→ Sayfa alıntısı:
--------

Hükümet, krize tedbir olsun diye Avrupa'daki Türk vatandaşlarının mevduatlarını çekmek istiyor. Maliye, mevzuat hazırlığında. AKP'den, 'Gidip banka alalım, oraya yatırsınlar, oradan Türkiye'ye aktaralım' diyen de var
Hükümetin, krizin Türkiye'ye etkilerine karşı tedbir olarak Avrupa'daki Türk vatandaşlarına ait mevduatların çekilmesi için çalışma başlatması, cari açık riskinin hükümet tarafından da risk oluşturabileceğinin göstergesi olarak yorumlanırken, bu birikimlerin nasıl çekilebileceğine ilişkin tartışmalar da başladı. Maliye bu konuda yasal düzenleme çalışması yapıyor. Çalışmanın ayrıntıları belli değil. Bununla birlikte vergisel avantajlar sağlamadan bu paraları çekmek olanaksız görülüyor. Maliye Bakanı Kemal Unakıtan, "Yakında hazırlanan tasarıyı Bakanlar Kurulu'na sunacağız" dedi.
Yurtdışında Türklere ait paralar iki ayrı bölümde değerlendiriliyor. Birincisi Avrupa'nın çeşitli ülkelerinde çalışan Türk vatandaşlarına ait mevduatlar. Miktarı hakkında sağlıklı veri yok. Almanya'da 40 milyar euro, diğer ülkelerle birlikte 50 milyar euro olduğu tahmin ediliyor.
22 bin Türkün parası
Bunun dışında bir de Türk vatandaşlarına ait yurtdışı bankalarda, özellikle İsviçre bankalarındaki hesaplarda bulunan paralar var. Bunun miktarı da bilinmiyor. İsviçre, Belçika, Lüksemburg'daki bankalarda 22 bin Türk'e ait Türkiye'den transfer edilmiş 100-150 milyar dolar civarında para olduğu tahmin ediliyor.
Bu kapsamdaki paraların, Türkiye'de dünyanın en yüksek reel faizi verildiği halde yurtdışı bankalarda tutulmasının gerekçesi, (suç paraları dışında olan kısım için) daha çok 'güvenli bir liman.' Avrupa bankalarını sıkıntıya sokan global krizde paralarının tehlikeye girebileceği endişesini taşıyanların bir kısmının kendiliğinden getirebileceği tahmini yapılıyor.
Ancak birçok Avrupa ülkesinde global kriz dolayısıyla 'sınırsız güvence' getirilmesi bunu engelleyebilir. Hükümetin asıl umudu da zaten bu paralardan çok mevduatlarda.
Burada da bazı olumsuzluklar var. Avrupa'daki Türklerin önemli kısmı dönmeyi düşünmüyor. Hayat planları Avrupa'da. Birçok ülkede sınırsız güvence getirilmesi de endişelerini giderecek bir gelişme. Tek seçenek, ciddi bir cazibe sunulması. Maliye vergi incelemesi yapılmamasının yanı sıra Türkiye'ye gelen paradan yüzde 1-2 gibi sembolik bir vergi alınması ya da hiç vergi alınmaması seçeneklerini değerlendiriyor.

--------

→ Veri bölümü:
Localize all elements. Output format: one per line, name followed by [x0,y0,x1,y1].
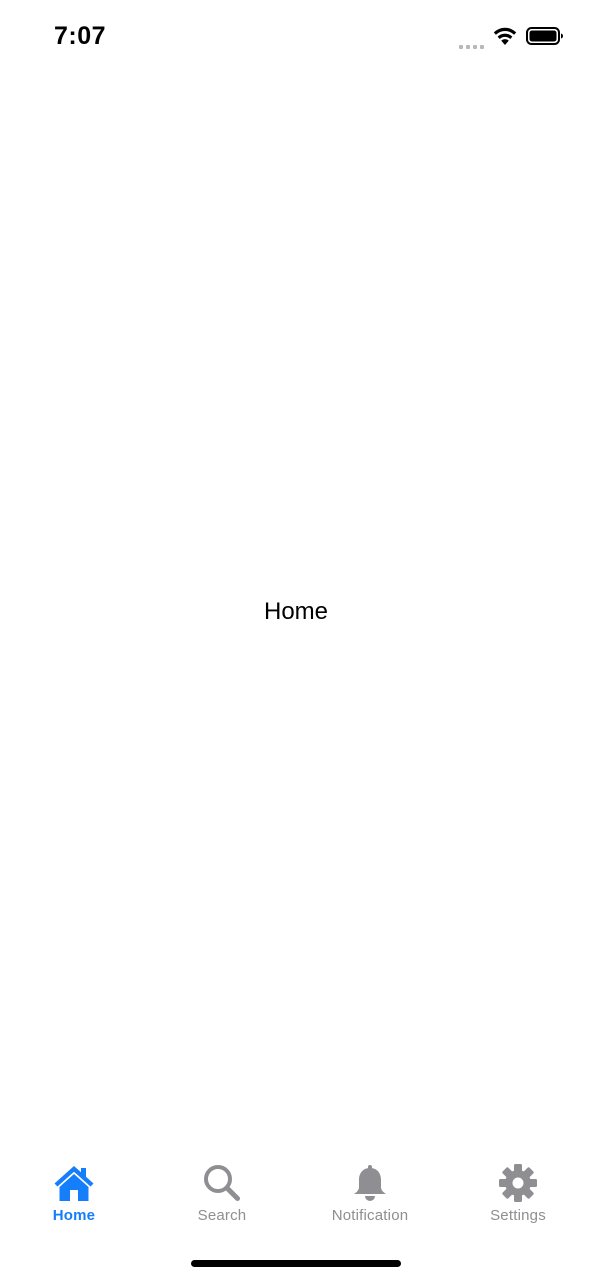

--------

→ Verilen görev: Sayfa alıntısına göre Almanya'daki Türk vatandaşlarına ait mevduatların ne kadar olduğu tahmin ediliyor?

→ Problem çözümü: 40 milyar euro.